-- START Provided data --

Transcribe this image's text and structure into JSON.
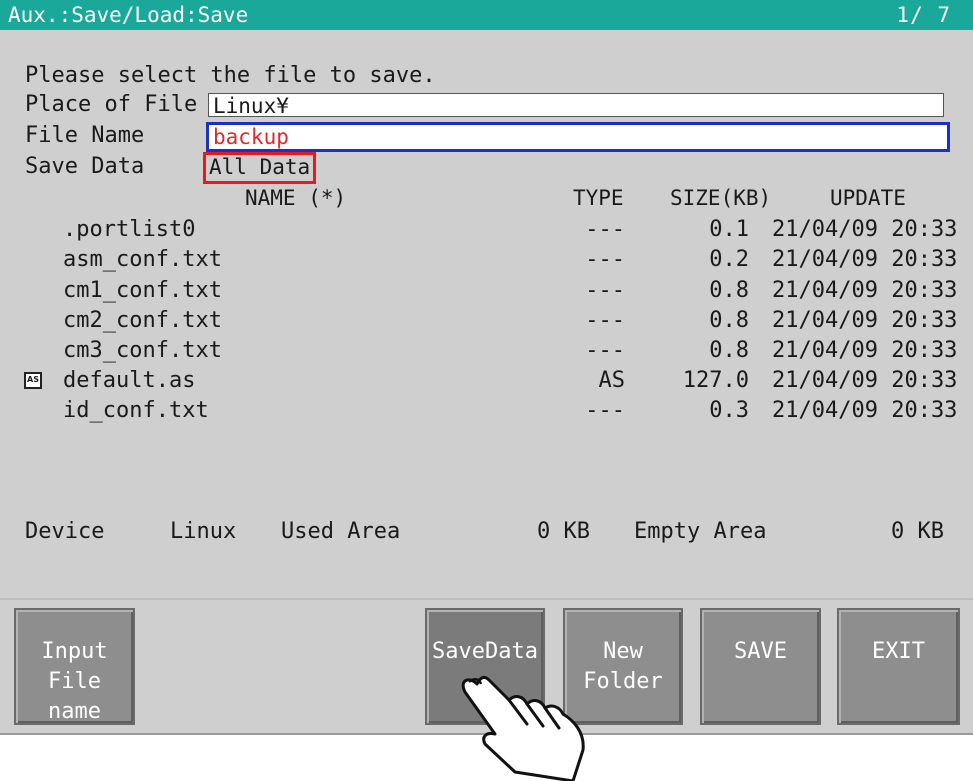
{
  "title_bar": {
    "title": "Aux.:Save/Load:Save",
    "page": "1/  7"
  },
  "prompt": "Please select the file to save.",
  "place_of_file": {
    "label": "Place of File",
    "value": "Linux¥"
  },
  "file_name": {
    "label": "File Name",
    "value": "backup"
  },
  "save_data": {
    "label": "Save Data",
    "value": "All Data"
  },
  "columns": {
    "name": "NAME  (*)",
    "type": "TYPE",
    "size": "SIZE(KB)",
    "update": "UPDATE"
  },
  "files": [
    {
      "icon": "",
      "name": ".portlist0",
      "type": "---",
      "size": "0.1",
      "update": "21/04/09 20:33"
    },
    {
      "icon": "",
      "name": "asm_conf.txt",
      "type": "---",
      "size": "0.2",
      "update": "21/04/09 20:33"
    },
    {
      "icon": "",
      "name": "cm1_conf.txt",
      "type": "---",
      "size": "0.8",
      "update": "21/04/09 20:33"
    },
    {
      "icon": "",
      "name": "cm2_conf.txt",
      "type": "---",
      "size": "0.8",
      "update": "21/04/09 20:33"
    },
    {
      "icon": "",
      "name": "cm3_conf.txt",
      "type": "---",
      "size": "0.8",
      "update": "21/04/09 20:33"
    },
    {
      "icon": "AS",
      "name": "default.as",
      "type": "AS",
      "size": "127.0",
      "update": "21/04/09 20:33"
    },
    {
      "icon": "",
      "name": "id_conf.txt",
      "type": "---",
      "size": "0.3",
      "update": "21/04/09 20:33"
    }
  ],
  "device_info": {
    "device_label": "Device",
    "device_value": "Linux",
    "used_label": "Used Area",
    "used_value": "0 KB",
    "empty_label": "Empty Area",
    "empty_value": "0 KB"
  },
  "buttons": {
    "input_line1": "Input",
    "input_line2": "File name",
    "savedata": "SaveData",
    "newfolder_line1": "New",
    "newfolder_line2": "Folder",
    "save": "SAVE",
    "exit": "EXIT"
  },
  "colors": {
    "title_bar": "#1aa89a",
    "file_name_border": "#1e2fc8",
    "file_name_text": "#e0282d",
    "save_data_highlight": "#e21b1b",
    "button": "#8e8e8e"
  },
  "icons": {
    "file_type": "as-file-icon",
    "pointer": "pointing-hand-icon"
  }
}
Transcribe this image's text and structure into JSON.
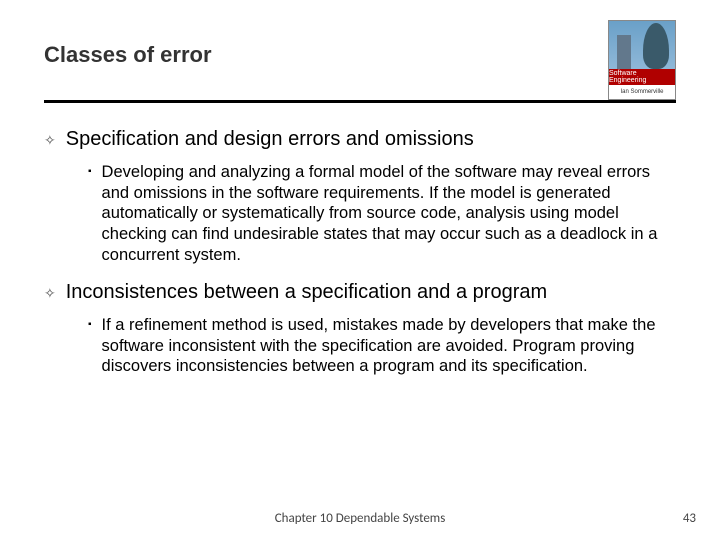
{
  "title": "Classes of error",
  "logo": {
    "brand": "Software Engineering",
    "sub": "Ian Sommerville"
  },
  "sections": [
    {
      "heading": "Specification and design errors and omissions",
      "body": "Developing and analyzing a formal model of the software may reveal errors and omissions in the software requirements. If the model is generated automatically or systematically from source code, analysis using model checking can find undesirable states that may occur such as a deadlock in a concurrent system."
    },
    {
      "heading": "Inconsistences between a specification and a program",
      "body": "If a refinement method is used, mistakes made by developers that make the software inconsistent with the specification are avoided. Program proving discovers inconsistencies between a program and its specification."
    }
  ],
  "footer": "Chapter 10 Dependable Systems",
  "page": "43"
}
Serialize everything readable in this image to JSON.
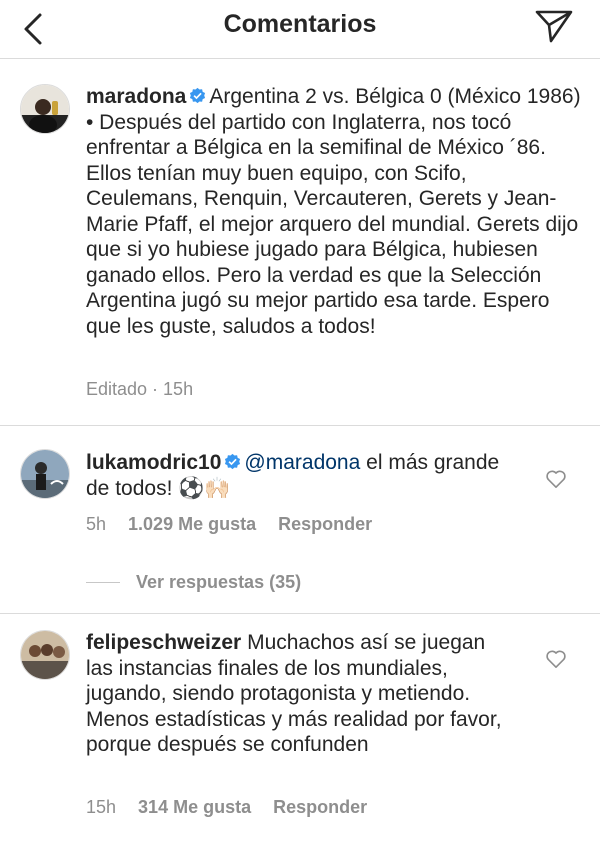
{
  "header": {
    "title": "Comentarios"
  },
  "caption": {
    "username": "maradona",
    "text": "Argentina 2 vs. Bélgica 0 (México 1986) • Después del partido con Inglaterra, nos tocó enfrentar a Bélgica en la semifinal de México ´86. Ellos tenían muy buen equipo, con Scifo, Ceulemans, Renquin, Vercauteren, Gerets y Jean-Marie Pfaff, el mejor arquero del mundial. Gerets dijo que si yo hubiese jugado para Bélgica, hubiesen ganado ellos. Pero la verdad es que la Selección Argentina jugó su mejor partido esa tarde. Espero que les guste, saludos a todos!",
    "edited": "Editado · 15h"
  },
  "comments": [
    {
      "username": "lukamodric10",
      "mention": "@maradona",
      "text": "el más grande de todos! ⚽🙌🏻",
      "time": "5h",
      "likes": "1.029 Me gusta",
      "reply": "Responder",
      "view_replies": "Ver respuestas (35)"
    },
    {
      "username": "felipeschweizer",
      "text": "Muchachos así se juegan las instancias finales de los mundiales, jugando, siendo protagonista y metiendo. Menos estadísticas y más realidad por favor, porque después se confunden",
      "time": "15h",
      "likes": "314 Me gusta",
      "reply": "Responder"
    }
  ],
  "icons": {
    "back": "chevron-left-icon",
    "send": "paper-plane-icon",
    "verified": "verified-badge-icon",
    "like": "heart-outline-icon"
  },
  "colors": {
    "verified": "#3897f0",
    "mention": "#003569",
    "meta": "#8e8e8e"
  }
}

-- END Provided data --

Task to carry out:
Where a line in the entries holds "likes", copy that line.

Correct result:
      "likes": "1.029 Me gusta",
      "likes": "314 Me gusta",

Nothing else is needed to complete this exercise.